▶ [Requirement]
Leave out the pictures and copy each record below exactly.

%%

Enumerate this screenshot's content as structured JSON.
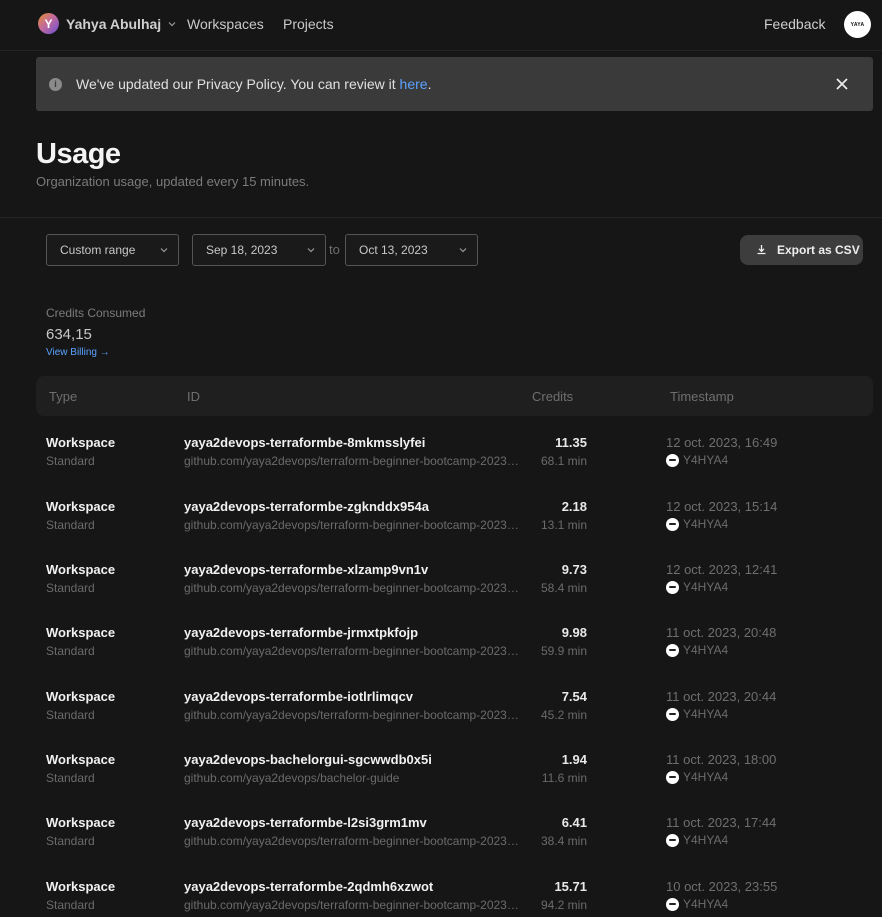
{
  "nav": {
    "org_initial": "Y",
    "org_name": "Yahya Abulhaj",
    "links": [
      "Workspaces",
      "Projects"
    ],
    "feedback": "Feedback",
    "user_avatar_text": "YAYA"
  },
  "banner": {
    "text": "We've updated our Privacy Policy. You can review it ",
    "link": "here",
    "suffix": "."
  },
  "header": {
    "title": "Usage",
    "subtitle": "Organization usage, updated every 15 minutes."
  },
  "filters": {
    "range": "Custom range",
    "from": "Sep 18, 2023",
    "to_label": "to",
    "to": "Oct 13, 2023",
    "export": "Export as CSV"
  },
  "credits": {
    "label": "Credits Consumed",
    "value": "634,15",
    "billing_link": "View Billing →"
  },
  "table": {
    "headers": [
      "Type",
      "ID",
      "Credits",
      "Timestamp"
    ],
    "rows": [
      {
        "type": "Workspace",
        "class": "Standard",
        "id": "yaya2devops-terraformbe-8mkmsslyfei",
        "repo": "github.com/yaya2devops/terraform-beginner-bootcamp-2023/...",
        "credits": "11.35",
        "minutes": "68.1 min",
        "timestamp": "12 oct. 2023, 16:49",
        "user": "Y4HYA4"
      },
      {
        "type": "Workspace",
        "class": "Standard",
        "id": "yaya2devops-terraformbe-zgknddx954a",
        "repo": "github.com/yaya2devops/terraform-beginner-bootcamp-2023/...",
        "credits": "2.18",
        "minutes": "13.1 min",
        "timestamp": "12 oct. 2023, 15:14",
        "user": "Y4HYA4"
      },
      {
        "type": "Workspace",
        "class": "Standard",
        "id": "yaya2devops-terraformbe-xlzamp9vn1v",
        "repo": "github.com/yaya2devops/terraform-beginner-bootcamp-2023/...",
        "credits": "9.73",
        "minutes": "58.4 min",
        "timestamp": "12 oct. 2023, 12:41",
        "user": "Y4HYA4"
      },
      {
        "type": "Workspace",
        "class": "Standard",
        "id": "yaya2devops-terraformbe-jrmxtpkfojp",
        "repo": "github.com/yaya2devops/terraform-beginner-bootcamp-2023/...",
        "credits": "9.98",
        "minutes": "59.9 min",
        "timestamp": "11 oct. 2023, 20:48",
        "user": "Y4HYA4"
      },
      {
        "type": "Workspace",
        "class": "Standard",
        "id": "yaya2devops-terraformbe-iotlrlimqcv",
        "repo": "github.com/yaya2devops/terraform-beginner-bootcamp-2023/...",
        "credits": "7.54",
        "minutes": "45.2 min",
        "timestamp": "11 oct. 2023, 20:44",
        "user": "Y4HYA4"
      },
      {
        "type": "Workspace",
        "class": "Standard",
        "id": "yaya2devops-bachelorgui-sgcwwdb0x5i",
        "repo": "github.com/yaya2devops/bachelor-guide",
        "credits": "1.94",
        "minutes": "11.6 min",
        "timestamp": "11 oct. 2023, 18:00",
        "user": "Y4HYA4"
      },
      {
        "type": "Workspace",
        "class": "Standard",
        "id": "yaya2devops-terraformbe-l2si3grm1mv",
        "repo": "github.com/yaya2devops/terraform-beginner-bootcamp-2023/...",
        "credits": "6.41",
        "minutes": "38.4 min",
        "timestamp": "11 oct. 2023, 17:44",
        "user": "Y4HYA4"
      },
      {
        "type": "Workspace",
        "class": "Standard",
        "id": "yaya2devops-terraformbe-2qdmh6xzwot",
        "repo": "github.com/yaya2devops/terraform-beginner-bootcamp-2023/...",
        "credits": "15.71",
        "minutes": "94.2 min",
        "timestamp": "10 oct. 2023, 23:55",
        "user": "Y4HYA4"
      }
    ]
  }
}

%%

▶ [Written answer]
Enumerate this screenshot's content as structured JSON.
{
  "nav": {
    "org_initial": "Y",
    "org_name": "Yahya Abulhaj",
    "links": [
      "Workspaces",
      "Projects"
    ],
    "feedback": "Feedback",
    "user_avatar_text": "YAYA"
  },
  "banner": {
    "text": "We've updated our Privacy Policy. You can review it ",
    "link": "here",
    "suffix": "."
  },
  "header": {
    "title": "Usage",
    "subtitle": "Organization usage, updated every 15 minutes."
  },
  "filters": {
    "range": "Custom range",
    "from": "Sep 18, 2023",
    "to_label": "to",
    "to": "Oct 13, 2023",
    "export": "Export as CSV"
  },
  "credits": {
    "label": "Credits Consumed",
    "value": "634,15",
    "billing_link": "View Billing →"
  },
  "table": {
    "headers": [
      "Type",
      "ID",
      "Credits",
      "Timestamp"
    ],
    "rows": [
      {
        "type": "Workspace",
        "class": "Standard",
        "id": "yaya2devops-terraformbe-8mkmsslyfei",
        "repo": "github.com/yaya2devops/terraform-beginner-bootcamp-2023/...",
        "credits": "11.35",
        "minutes": "68.1 min",
        "timestamp": "12 oct. 2023, 16:49",
        "user": "Y4HYA4"
      },
      {
        "type": "Workspace",
        "class": "Standard",
        "id": "yaya2devops-terraformbe-zgknddx954a",
        "repo": "github.com/yaya2devops/terraform-beginner-bootcamp-2023/...",
        "credits": "2.18",
        "minutes": "13.1 min",
        "timestamp": "12 oct. 2023, 15:14",
        "user": "Y4HYA4"
      },
      {
        "type": "Workspace",
        "class": "Standard",
        "id": "yaya2devops-terraformbe-xlzamp9vn1v",
        "repo": "github.com/yaya2devops/terraform-beginner-bootcamp-2023/...",
        "credits": "9.73",
        "minutes": "58.4 min",
        "timestamp": "12 oct. 2023, 12:41",
        "user": "Y4HYA4"
      },
      {
        "type": "Workspace",
        "class": "Standard",
        "id": "yaya2devops-terraformbe-jrmxtpkfojp",
        "repo": "github.com/yaya2devops/terraform-beginner-bootcamp-2023/...",
        "credits": "9.98",
        "minutes": "59.9 min",
        "timestamp": "11 oct. 2023, 20:48",
        "user": "Y4HYA4"
      },
      {
        "type": "Workspace",
        "class": "Standard",
        "id": "yaya2devops-terraformbe-iotlrlimqcv",
        "repo": "github.com/yaya2devops/terraform-beginner-bootcamp-2023/...",
        "credits": "7.54",
        "minutes": "45.2 min",
        "timestamp": "11 oct. 2023, 20:44",
        "user": "Y4HYA4"
      },
      {
        "type": "Workspace",
        "class": "Standard",
        "id": "yaya2devops-bachelorgui-sgcwwdb0x5i",
        "repo": "github.com/yaya2devops/bachelor-guide",
        "credits": "1.94",
        "minutes": "11.6 min",
        "timestamp": "11 oct. 2023, 18:00",
        "user": "Y4HYA4"
      },
      {
        "type": "Workspace",
        "class": "Standard",
        "id": "yaya2devops-terraformbe-l2si3grm1mv",
        "repo": "github.com/yaya2devops/terraform-beginner-bootcamp-2023/...",
        "credits": "6.41",
        "minutes": "38.4 min",
        "timestamp": "11 oct. 2023, 17:44",
        "user": "Y4HYA4"
      },
      {
        "type": "Workspace",
        "class": "Standard",
        "id": "yaya2devops-terraformbe-2qdmh6xzwot",
        "repo": "github.com/yaya2devops/terraform-beginner-bootcamp-2023/...",
        "credits": "15.71",
        "minutes": "94.2 min",
        "timestamp": "10 oct. 2023, 23:55",
        "user": "Y4HYA4"
      }
    ]
  }
}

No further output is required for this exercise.